DATA »
+ + +

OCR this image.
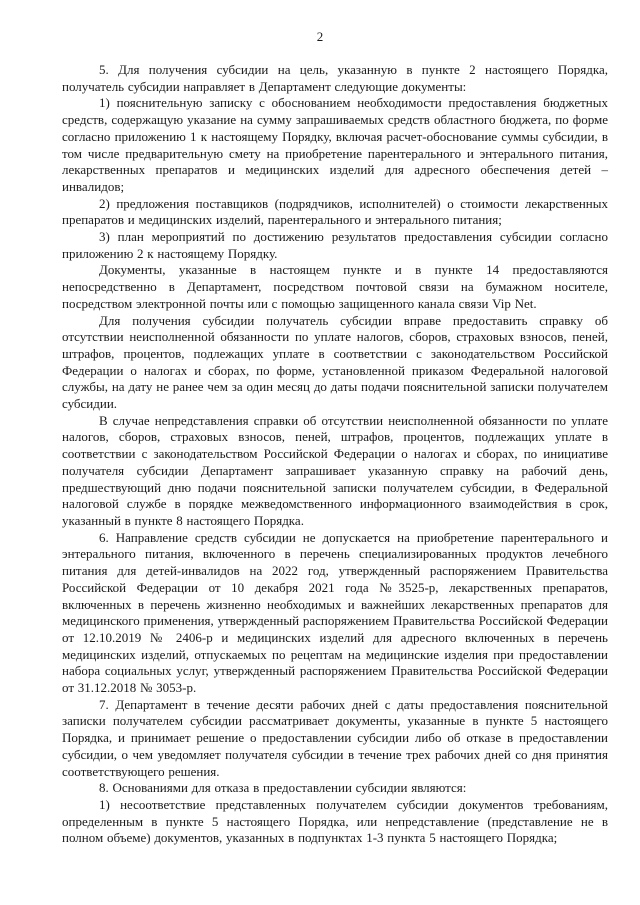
2

5. Для получения субсидии на цель, указанную в пункте 2 настоящего Порядка, получатель субсидии направляет в Департамент следующие документы:

1) пояснительную записку с обоснованием необходимости предоставления бюджетных средств, содержащую указание на сумму запрашиваемых средств областного бюджета, по форме согласно приложению 1 к настоящему Порядку, включая расчет-обоснование суммы субсидии, в том числе предварительную смету на приобретение парентерального и энтерального питания, лекарственных препаратов и медицинских изделий для адресного обеспечения детей – инвалидов;

2) предложения поставщиков (подрядчиков, исполнителей) о стоимости лекарственных препаратов и медицинских изделий, парентерального и энтерального питания;

3) план мероприятий по достижению результатов предоставления субсидии согласно приложению 2 к настоящему Порядку.

Документы, указанные в настоящем пункте и в пункте 14 предоставляются непосредственно в Департамент, посредством почтовой связи на бумажном носителе, посредством электронной почты или с помощью защищенного канала связи Vip Net.

Для получения субсидии получатель субсидии вправе предоставить справку об отсутствии неисполненной обязанности по уплате налогов, сборов, страховых взносов, пеней, штрафов, процентов, подлежащих уплате в соответствии с законодательством Российской Федерации о налогах и сборах, по форме, установленной приказом Федеральной налоговой службы, на дату не ранее чем за один месяц до даты подачи пояснительной записки получателем субсидии.

В случае непредставления справки об отсутствии неисполненной обязанности по уплате налогов, сборов, страховых взносов, пеней, штрафов, процентов, подлежащих уплате в соответствии с законодательством Российской Федерации о налогах и сборах, по инициативе получателя субсидии Департамент запрашивает указанную справку на рабочий день, предшествующий дню подачи пояснительной записки получателем субсидии, в Федеральной налоговой службе в порядке межведомственного информационного взаимодействия в срок, указанный в пункте 8 настоящего Порядка.

6. Направление средств субсидии не допускается на приобретение парентерального и энтерального питания, включенного в перечень специализированных продуктов лечебного питания для детей-инвалидов на 2022 год, утвержденный распоряжением Правительства Российской Федерации от 10 декабря 2021 года №3525-р, лекарственных препаратов, включенных в перечень жизненно необходимых и важнейших лекарственных препаратов для медицинского применения, утвержденный распоряжением Правительства Российской Федерации от 12.10.2019 № 2406-р и медицинских изделий для адресного включенных в перечень медицинских изделий, отпускаемых по рецептам на медицинские изделия при предоставлении набора социальных услуг, утвержденный распоряжением Правительства Российской Федерации от 31.12.2018 № 3053-р.

7. Департамент в течение десяти рабочих дней с даты предоставления пояснительной записки получателем субсидии рассматривает документы, указанные в пункте 5 настоящего Порядка, и принимает решение о предоставлении субсидии либо об отказе в предоставлении субсидии, о чем уведомляет получателя субсидии в течение трех рабочих дней со дня принятия соответствующего решения.

8. Основаниями для отказа в предоставлении субсидии являются:

1) несоответствие представленных получателем субсидии документов требованиям, определенным в пункте 5 настоящего Порядка, или непредставление (представление не в полном объеме) документов, указанных в подпунктах 1-3 пункта 5 настоящего Порядка;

+ + +

EXERCISE DESCRIPTION » Output the entries above exactly. Drop the pictures.

PROBLEM SOLUTION »
OCR this image.
2

5. Для получения субсидии на цель, указанную в пункте 2 настоящего Порядка, получатель субсидии направляет в Департамент следующие документы:

1) пояснительную записку с обоснованием необходимости предоставления бюджетных средств, содержащую указание на сумму запрашиваемых средств областного бюджета, по форме согласно приложению 1 к настоящему Порядку, включая расчет-обоснование суммы субсидии, в том числе предварительную смету на приобретение парентерального и энтерального питания, лекарственных препаратов и медицинских изделий для адресного обеспечения детей – инвалидов;

2) предложения поставщиков (подрядчиков, исполнителей) о стоимости лекарственных препаратов и медицинских изделий, парентерального и энтерального питания;

3) план мероприятий по достижению результатов предоставления субсидии согласно приложению 2 к настоящему Порядку.

Документы, указанные в настоящем пункте и в пункте 14 предоставляются непосредственно в Департамент, посредством почтовой связи на бумажном носителе, посредством электронной почты или с помощью защищенного канала связи Vip Net.

Для получения субсидии получатель субсидии вправе предоставить справку об отсутствии неисполненной обязанности по уплате налогов, сборов, страховых взносов, пеней, штрафов, процентов, подлежащих уплате в соответствии с законодательством Российской Федерации о налогах и сборах, по форме, установленной приказом Федеральной налоговой службы, на дату не ранее чем за один месяц до даты подачи пояснительной записки получателем субсидии.

В случае непредставления справки об отсутствии неисполненной обязанности по уплате налогов, сборов, страховых взносов, пеней, штрафов, процентов, подлежащих уплате в соответствии с законодательством Российской Федерации о налогах и сборах, по инициативе получателя субсидии Департамент запрашивает указанную справку на рабочий день, предшествующий дню подачи пояснительной записки получателем субсидии, в Федеральной налоговой службе в порядке межведомственного информационного взаимодействия в срок, указанный в пункте 8 настоящего Порядка.

6. Направление средств субсидии не допускается на приобретение парентерального и энтерального питания, включенного в перечень специализированных продуктов лечебного питания для детей-инвалидов на 2022 год, утвержденный распоряжением Правительства Российской Федерации от 10 декабря 2021 года №3525-р, лекарственных препаратов, включенных в перечень жизненно необходимых и важнейших лекарственных препаратов для медицинского применения, утвержденный распоряжением Правительства Российской Федерации от 12.10.2019 № 2406-р и медицинских изделий для адресного включенных в перечень медицинских изделий, отпускаемых по рецептам на медицинские изделия при предоставлении набора социальных услуг, утвержденный распоряжением Правительства Российской Федерации от 31.12.2018 № 3053-р.

7. Департамент в течение десяти рабочих дней с даты предоставления пояснительной записки получателем субсидии рассматривает документы, указанные в пункте 5 настоящего Порядка, и принимает решение о предоставлении субсидии либо об отказе в предоставлении субсидии, о чем уведомляет получателя субсидии в течение трех рабочих дней со дня принятия соответствующего решения.

8. Основаниями для отказа в предоставлении субсидии являются:

1) несоответствие представленных получателем субсидии документов требованиям, определенным в пункте 5 настоящего Порядка, или непредставление (представление не в полном объеме) документов, указанных в подпунктах 1-3 пункта 5 настоящего Порядка;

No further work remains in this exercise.